Working data:

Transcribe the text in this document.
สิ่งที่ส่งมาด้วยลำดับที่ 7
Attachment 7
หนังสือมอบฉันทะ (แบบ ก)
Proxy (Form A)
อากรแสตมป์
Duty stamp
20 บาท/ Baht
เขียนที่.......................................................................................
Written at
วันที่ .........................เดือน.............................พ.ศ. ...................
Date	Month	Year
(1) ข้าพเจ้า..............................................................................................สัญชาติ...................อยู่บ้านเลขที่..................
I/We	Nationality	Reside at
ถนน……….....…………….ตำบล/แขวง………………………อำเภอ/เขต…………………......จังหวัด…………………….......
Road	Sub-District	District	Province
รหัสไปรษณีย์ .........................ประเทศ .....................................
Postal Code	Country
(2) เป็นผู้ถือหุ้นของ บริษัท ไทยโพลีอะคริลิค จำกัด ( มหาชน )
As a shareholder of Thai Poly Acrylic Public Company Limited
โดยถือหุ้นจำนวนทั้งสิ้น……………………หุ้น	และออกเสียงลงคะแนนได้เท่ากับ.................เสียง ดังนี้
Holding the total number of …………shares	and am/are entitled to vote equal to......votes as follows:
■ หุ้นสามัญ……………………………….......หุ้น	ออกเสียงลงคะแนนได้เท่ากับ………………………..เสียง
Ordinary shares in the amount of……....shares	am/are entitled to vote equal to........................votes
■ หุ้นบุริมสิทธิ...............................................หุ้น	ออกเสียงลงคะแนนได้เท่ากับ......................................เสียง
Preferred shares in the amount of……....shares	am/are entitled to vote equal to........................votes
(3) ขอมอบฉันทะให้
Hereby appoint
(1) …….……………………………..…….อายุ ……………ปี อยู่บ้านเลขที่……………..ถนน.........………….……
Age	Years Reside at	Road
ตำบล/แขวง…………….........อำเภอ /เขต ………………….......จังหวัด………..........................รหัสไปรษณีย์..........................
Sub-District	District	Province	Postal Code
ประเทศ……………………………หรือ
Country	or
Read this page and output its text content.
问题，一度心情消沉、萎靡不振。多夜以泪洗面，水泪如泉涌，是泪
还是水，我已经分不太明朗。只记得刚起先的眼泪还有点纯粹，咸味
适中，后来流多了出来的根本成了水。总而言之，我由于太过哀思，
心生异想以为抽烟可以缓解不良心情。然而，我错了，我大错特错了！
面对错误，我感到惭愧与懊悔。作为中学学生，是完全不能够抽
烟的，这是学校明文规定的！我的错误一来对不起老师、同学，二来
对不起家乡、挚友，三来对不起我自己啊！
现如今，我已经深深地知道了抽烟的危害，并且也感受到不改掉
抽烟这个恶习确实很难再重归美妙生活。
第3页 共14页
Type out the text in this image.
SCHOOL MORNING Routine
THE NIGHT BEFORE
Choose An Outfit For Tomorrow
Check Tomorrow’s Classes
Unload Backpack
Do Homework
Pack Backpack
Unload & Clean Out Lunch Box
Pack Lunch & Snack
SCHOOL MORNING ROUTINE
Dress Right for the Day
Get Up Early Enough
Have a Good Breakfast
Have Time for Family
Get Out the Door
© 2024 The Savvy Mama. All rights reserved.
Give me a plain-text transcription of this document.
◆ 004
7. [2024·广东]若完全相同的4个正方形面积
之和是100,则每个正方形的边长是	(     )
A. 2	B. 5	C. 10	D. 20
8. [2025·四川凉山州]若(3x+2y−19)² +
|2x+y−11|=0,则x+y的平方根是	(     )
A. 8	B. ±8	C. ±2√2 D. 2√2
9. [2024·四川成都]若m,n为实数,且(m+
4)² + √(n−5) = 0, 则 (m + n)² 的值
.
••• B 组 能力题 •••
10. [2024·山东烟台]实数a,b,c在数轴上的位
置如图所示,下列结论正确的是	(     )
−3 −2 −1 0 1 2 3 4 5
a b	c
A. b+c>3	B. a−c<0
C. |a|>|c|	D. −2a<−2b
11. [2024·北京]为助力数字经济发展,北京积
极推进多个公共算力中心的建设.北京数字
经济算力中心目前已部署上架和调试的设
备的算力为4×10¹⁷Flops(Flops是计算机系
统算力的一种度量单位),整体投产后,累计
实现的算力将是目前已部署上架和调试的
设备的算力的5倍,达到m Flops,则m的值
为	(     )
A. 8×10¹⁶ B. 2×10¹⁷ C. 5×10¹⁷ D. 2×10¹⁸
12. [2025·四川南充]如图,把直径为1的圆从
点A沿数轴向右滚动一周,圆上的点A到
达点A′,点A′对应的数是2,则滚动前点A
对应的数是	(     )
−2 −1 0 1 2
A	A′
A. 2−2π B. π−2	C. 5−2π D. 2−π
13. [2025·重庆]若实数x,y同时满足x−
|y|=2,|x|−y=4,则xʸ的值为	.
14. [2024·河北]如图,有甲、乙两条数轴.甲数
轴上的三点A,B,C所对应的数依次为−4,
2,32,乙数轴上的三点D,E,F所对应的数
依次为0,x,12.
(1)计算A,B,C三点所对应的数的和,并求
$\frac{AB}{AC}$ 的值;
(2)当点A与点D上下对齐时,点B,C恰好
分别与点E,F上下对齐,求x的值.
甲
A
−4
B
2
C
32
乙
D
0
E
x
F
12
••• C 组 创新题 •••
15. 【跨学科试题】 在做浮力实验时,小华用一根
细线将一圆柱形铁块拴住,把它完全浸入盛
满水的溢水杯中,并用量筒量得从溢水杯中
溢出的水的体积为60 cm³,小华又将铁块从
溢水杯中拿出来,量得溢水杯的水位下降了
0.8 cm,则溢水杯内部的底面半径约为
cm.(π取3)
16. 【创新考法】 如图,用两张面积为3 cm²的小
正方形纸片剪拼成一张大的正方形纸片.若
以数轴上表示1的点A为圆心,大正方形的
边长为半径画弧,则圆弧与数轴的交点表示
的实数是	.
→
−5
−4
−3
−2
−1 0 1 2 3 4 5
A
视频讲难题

Problem:
Locate all lines in the listing above with the word "Have". Copy them.

The reply:
Have a Good Breakfast
Have Time for Family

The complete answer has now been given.